▶ Items from a figure collection
========

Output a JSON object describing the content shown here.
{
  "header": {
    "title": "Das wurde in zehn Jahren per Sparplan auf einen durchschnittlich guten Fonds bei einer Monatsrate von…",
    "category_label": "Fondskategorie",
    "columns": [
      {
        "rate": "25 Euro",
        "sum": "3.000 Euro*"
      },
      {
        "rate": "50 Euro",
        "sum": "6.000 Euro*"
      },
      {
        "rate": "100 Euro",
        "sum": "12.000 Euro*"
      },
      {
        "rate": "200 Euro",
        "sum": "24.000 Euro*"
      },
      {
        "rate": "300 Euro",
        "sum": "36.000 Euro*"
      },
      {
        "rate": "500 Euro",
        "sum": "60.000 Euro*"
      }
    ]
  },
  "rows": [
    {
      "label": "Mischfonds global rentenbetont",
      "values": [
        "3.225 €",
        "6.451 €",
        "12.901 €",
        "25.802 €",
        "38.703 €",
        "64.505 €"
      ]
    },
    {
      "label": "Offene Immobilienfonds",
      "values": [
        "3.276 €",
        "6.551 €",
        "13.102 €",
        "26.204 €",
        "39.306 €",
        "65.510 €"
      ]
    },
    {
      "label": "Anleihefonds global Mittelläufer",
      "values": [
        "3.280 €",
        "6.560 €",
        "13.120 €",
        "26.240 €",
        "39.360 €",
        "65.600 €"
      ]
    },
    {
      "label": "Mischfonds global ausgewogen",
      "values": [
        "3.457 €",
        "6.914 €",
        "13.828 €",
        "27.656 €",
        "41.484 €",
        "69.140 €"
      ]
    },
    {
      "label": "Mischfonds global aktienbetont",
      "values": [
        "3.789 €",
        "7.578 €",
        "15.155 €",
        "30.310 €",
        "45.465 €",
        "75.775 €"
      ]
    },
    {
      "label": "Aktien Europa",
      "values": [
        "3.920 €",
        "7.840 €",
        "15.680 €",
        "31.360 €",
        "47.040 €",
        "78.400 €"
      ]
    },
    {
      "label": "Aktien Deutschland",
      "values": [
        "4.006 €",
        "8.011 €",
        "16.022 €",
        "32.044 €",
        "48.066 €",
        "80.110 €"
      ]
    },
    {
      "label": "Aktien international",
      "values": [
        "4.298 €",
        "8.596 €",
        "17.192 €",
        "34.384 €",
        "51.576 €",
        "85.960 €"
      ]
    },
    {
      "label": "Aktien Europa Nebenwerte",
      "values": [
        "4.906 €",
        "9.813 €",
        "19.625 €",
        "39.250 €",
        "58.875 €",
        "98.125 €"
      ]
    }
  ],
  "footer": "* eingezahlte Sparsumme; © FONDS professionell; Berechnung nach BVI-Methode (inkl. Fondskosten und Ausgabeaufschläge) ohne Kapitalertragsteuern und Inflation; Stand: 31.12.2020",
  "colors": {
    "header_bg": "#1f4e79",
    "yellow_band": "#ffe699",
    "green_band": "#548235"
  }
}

========

▶ Exercise
Give an exact repetition of all the material.

▶ Task answer
Output a JSON object describing the content shown here.
{
  "header": {
    "title": "Das wurde in zehn Jahren per Sparplan auf einen durchschnittlich guten Fonds bei einer Monatsrate von…",
    "category_label": "Fondskategorie",
    "columns": [
      {
        "rate": "25 Euro",
        "sum": "3.000 Euro*"
      },
      {
        "rate": "50 Euro",
        "sum": "6.000 Euro*"
      },
      {
        "rate": "100 Euro",
        "sum": "12.000 Euro*"
      },
      {
        "rate": "200 Euro",
        "sum": "24.000 Euro*"
      },
      {
        "rate": "300 Euro",
        "sum": "36.000 Euro*"
      },
      {
        "rate": "500 Euro",
        "sum": "60.000 Euro*"
      }
    ]
  },
  "rows": [
    {
      "label": "Mischfonds global rentenbetont",
      "values": [
        "3.225 €",
        "6.451 €",
        "12.901 €",
        "25.802 €",
        "38.703 €",
        "64.505 €"
      ]
    },
    {
      "label": "Offene Immobilienfonds",
      "values": [
        "3.276 €",
        "6.551 €",
        "13.102 €",
        "26.204 €",
        "39.306 €",
        "65.510 €"
      ]
    },
    {
      "label": "Anleihefonds global Mittelläufer",
      "values": [
        "3.280 €",
        "6.560 €",
        "13.120 €",
        "26.240 €",
        "39.360 €",
        "65.600 €"
      ]
    },
    {
      "label": "Mischfonds global ausgewogen",
      "values": [
        "3.457 €",
        "6.914 €",
        "13.828 €",
        "27.656 €",
        "41.484 €",
        "69.140 €"
      ]
    },
    {
      "label": "Mischfonds global aktienbetont",
      "values": [
        "3.789 €",
        "7.578 €",
        "15.155 €",
        "30.310 €",
        "45.465 €",
        "75.775 €"
      ]
    },
    {
      "label": "Aktien Europa",
      "values": [
        "3.920 €",
        "7.840 €",
        "15.680 €",
        "31.360 €",
        "47.040 €",
        "78.400 €"
      ]
    },
    {
      "label": "Aktien Deutschland",
      "values": [
        "4.006 €",
        "8.011 €",
        "16.022 €",
        "32.044 €",
        "48.066 €",
        "80.110 €"
      ]
    },
    {
      "label": "Aktien international",
      "values": [
        "4.298 €",
        "8.596 €",
        "17.192 €",
        "34.384 €",
        "51.576 €",
        "85.960 €"
      ]
    },
    {
      "label": "Aktien Europa Nebenwerte",
      "values": [
        "4.906 €",
        "9.813 €",
        "19.625 €",
        "39.250 €",
        "58.875 €",
        "98.125 €"
      ]
    }
  ],
  "footer": "* eingezahlte Sparsumme; © FONDS professionell; Berechnung nach BVI-Methode (inkl. Fondskosten und Ausgabeaufschläge) ohne Kapitalertragsteuern und Inflation; Stand: 31.12.2020",
  "colors": {
    "header_bg": "#1f4e79",
    "yellow_band": "#ffe699",
    "green_band": "#548235"
  }
}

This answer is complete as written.